== WHAT THE TASK REQUIRES ==
Present each line of the entries below that holds the word "JSON".
►
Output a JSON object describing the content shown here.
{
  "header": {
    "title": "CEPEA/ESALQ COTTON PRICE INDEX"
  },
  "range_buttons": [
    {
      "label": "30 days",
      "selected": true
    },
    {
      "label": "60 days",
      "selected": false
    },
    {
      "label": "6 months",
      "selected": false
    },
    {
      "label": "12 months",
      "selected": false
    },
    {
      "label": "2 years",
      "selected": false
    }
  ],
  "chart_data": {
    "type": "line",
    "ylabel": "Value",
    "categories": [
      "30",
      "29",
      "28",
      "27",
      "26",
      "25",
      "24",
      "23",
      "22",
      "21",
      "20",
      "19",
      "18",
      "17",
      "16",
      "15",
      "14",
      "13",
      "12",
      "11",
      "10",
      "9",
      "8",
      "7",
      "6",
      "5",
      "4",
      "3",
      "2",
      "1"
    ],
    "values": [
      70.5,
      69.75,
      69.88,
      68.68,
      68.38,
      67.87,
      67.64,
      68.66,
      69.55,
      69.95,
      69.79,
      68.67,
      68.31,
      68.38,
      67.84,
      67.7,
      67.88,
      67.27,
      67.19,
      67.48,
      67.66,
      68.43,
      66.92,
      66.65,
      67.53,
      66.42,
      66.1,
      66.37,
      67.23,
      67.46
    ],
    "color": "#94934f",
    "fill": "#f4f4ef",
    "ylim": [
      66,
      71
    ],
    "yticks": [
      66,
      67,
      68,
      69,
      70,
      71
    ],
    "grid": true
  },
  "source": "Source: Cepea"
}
◄
►
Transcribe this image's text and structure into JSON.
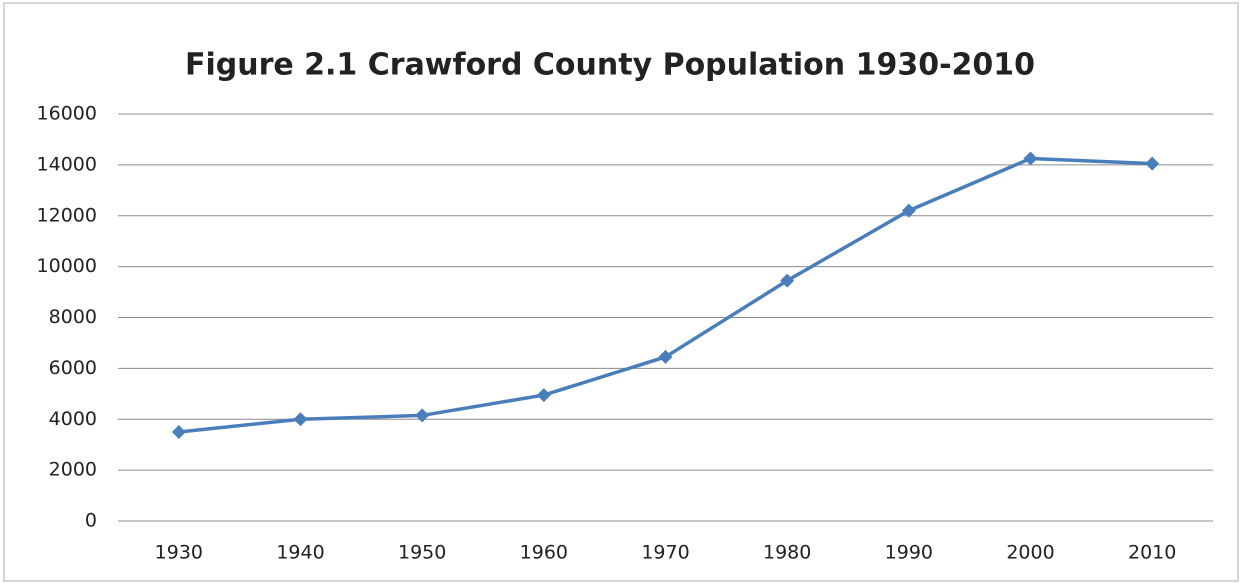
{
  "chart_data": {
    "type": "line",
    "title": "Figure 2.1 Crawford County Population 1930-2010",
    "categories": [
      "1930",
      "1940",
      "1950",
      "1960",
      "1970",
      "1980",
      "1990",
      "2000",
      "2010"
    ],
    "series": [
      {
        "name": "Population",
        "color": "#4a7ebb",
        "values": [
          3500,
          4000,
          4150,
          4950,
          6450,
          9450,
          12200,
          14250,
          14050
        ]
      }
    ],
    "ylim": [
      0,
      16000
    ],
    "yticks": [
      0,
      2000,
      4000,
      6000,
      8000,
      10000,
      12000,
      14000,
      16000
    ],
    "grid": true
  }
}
◄
►
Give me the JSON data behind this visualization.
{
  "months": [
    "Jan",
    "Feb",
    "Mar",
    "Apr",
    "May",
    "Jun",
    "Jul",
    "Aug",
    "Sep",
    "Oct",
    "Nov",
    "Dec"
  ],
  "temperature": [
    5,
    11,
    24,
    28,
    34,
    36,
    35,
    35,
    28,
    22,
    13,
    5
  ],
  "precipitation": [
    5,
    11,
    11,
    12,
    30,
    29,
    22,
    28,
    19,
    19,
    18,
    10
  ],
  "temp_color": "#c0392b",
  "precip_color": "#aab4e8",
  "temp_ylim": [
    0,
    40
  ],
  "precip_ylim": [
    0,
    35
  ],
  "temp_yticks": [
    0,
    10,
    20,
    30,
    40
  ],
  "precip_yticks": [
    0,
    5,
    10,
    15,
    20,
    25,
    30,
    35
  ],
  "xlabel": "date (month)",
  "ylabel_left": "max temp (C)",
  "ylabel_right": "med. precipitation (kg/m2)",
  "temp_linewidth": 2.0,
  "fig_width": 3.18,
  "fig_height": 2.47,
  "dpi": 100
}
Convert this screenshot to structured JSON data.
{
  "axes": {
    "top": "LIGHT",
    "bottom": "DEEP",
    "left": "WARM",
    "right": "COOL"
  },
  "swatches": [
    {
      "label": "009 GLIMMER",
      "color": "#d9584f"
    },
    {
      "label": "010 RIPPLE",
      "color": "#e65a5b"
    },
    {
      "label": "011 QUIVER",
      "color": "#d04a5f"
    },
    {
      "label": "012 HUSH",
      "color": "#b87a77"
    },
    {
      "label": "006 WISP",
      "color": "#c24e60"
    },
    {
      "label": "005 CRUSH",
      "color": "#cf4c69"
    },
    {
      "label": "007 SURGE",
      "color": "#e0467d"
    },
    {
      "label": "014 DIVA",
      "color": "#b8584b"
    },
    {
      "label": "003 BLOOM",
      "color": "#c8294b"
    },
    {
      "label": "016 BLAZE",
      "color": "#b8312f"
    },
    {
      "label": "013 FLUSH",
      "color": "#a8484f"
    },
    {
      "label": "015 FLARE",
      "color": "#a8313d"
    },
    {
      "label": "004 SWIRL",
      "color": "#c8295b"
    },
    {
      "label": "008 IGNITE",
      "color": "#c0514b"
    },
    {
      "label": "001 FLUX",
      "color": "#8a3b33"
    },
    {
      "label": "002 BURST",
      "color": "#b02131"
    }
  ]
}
◄
== EXERCISE ANSWER ==
Output a JSON object describing the content shown here.
Transcribe this image's text and structure into JSON.
Give me the JSON data behind this visualization.
Convert this screenshot to structured JSON data.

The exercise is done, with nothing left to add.